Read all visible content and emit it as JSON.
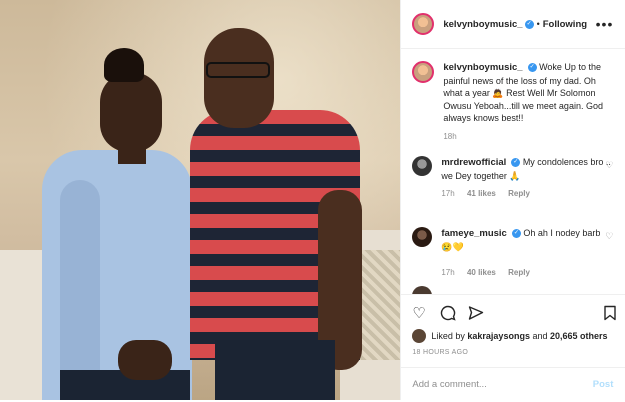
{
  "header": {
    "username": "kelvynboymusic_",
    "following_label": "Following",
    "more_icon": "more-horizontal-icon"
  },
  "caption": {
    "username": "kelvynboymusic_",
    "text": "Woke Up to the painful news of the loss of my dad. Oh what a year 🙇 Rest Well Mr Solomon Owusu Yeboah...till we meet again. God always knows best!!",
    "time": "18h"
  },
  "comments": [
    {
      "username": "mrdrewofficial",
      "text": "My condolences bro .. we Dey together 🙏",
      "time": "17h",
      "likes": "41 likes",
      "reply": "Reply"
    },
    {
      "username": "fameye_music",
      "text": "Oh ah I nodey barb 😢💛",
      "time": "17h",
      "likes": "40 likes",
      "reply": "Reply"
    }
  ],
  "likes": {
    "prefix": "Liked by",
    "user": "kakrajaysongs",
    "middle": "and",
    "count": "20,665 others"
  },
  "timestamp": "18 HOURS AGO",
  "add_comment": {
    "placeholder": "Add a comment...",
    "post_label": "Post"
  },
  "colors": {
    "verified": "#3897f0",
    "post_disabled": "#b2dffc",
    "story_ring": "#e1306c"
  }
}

○ ○ ○

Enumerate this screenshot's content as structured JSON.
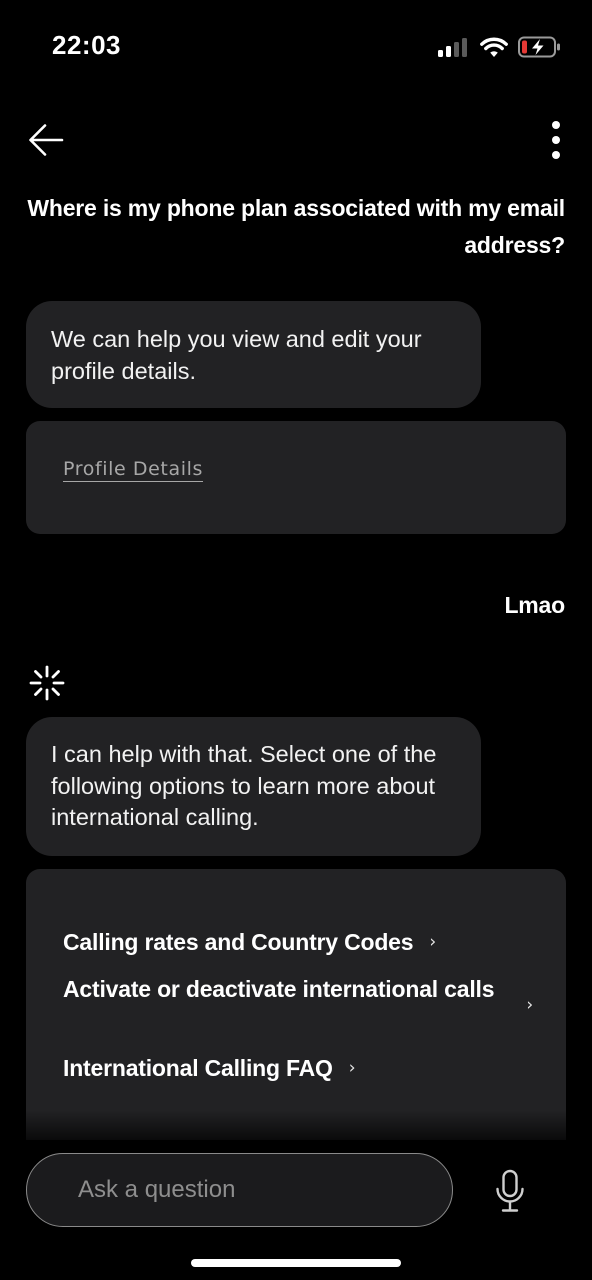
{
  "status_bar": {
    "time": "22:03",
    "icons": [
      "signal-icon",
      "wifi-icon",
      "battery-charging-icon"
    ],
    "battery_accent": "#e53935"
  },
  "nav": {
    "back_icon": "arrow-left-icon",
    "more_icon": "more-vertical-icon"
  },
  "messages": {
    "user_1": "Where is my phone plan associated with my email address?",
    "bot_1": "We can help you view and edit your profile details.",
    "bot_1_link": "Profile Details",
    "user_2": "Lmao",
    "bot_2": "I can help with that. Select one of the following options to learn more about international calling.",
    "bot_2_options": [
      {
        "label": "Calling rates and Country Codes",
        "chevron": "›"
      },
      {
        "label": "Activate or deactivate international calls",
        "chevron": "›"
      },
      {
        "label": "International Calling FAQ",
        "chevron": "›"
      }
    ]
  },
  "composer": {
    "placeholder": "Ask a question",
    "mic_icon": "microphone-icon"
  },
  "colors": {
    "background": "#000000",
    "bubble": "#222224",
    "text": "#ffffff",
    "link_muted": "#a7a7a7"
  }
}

○ ○ ○

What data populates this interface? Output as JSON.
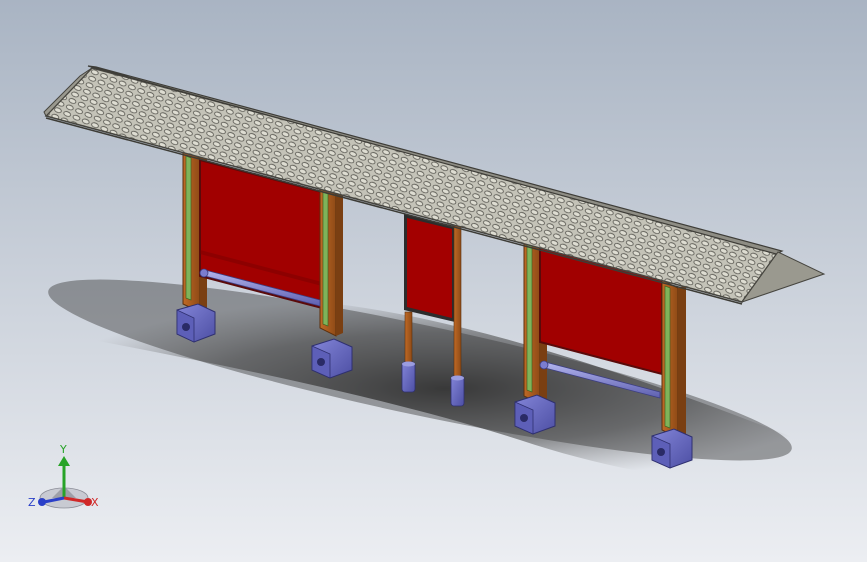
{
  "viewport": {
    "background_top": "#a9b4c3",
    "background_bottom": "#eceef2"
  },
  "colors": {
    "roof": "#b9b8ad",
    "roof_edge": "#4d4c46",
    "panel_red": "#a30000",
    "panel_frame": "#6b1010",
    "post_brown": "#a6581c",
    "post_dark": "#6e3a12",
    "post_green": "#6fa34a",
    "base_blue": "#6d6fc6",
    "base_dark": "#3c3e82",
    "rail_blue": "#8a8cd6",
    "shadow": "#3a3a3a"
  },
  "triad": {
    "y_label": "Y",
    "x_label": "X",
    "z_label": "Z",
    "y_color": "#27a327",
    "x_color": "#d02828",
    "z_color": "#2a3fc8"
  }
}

○ ○ ○

* SET EXERCISE
Which lines contain the word "username"? Return each of them.

* EXERCISE RESULT
    "username": "kelvynboymusic_",
    "username": "kelvynboymusic_",
      "username": "mrdrewofficial",
      "username": "fameye_music",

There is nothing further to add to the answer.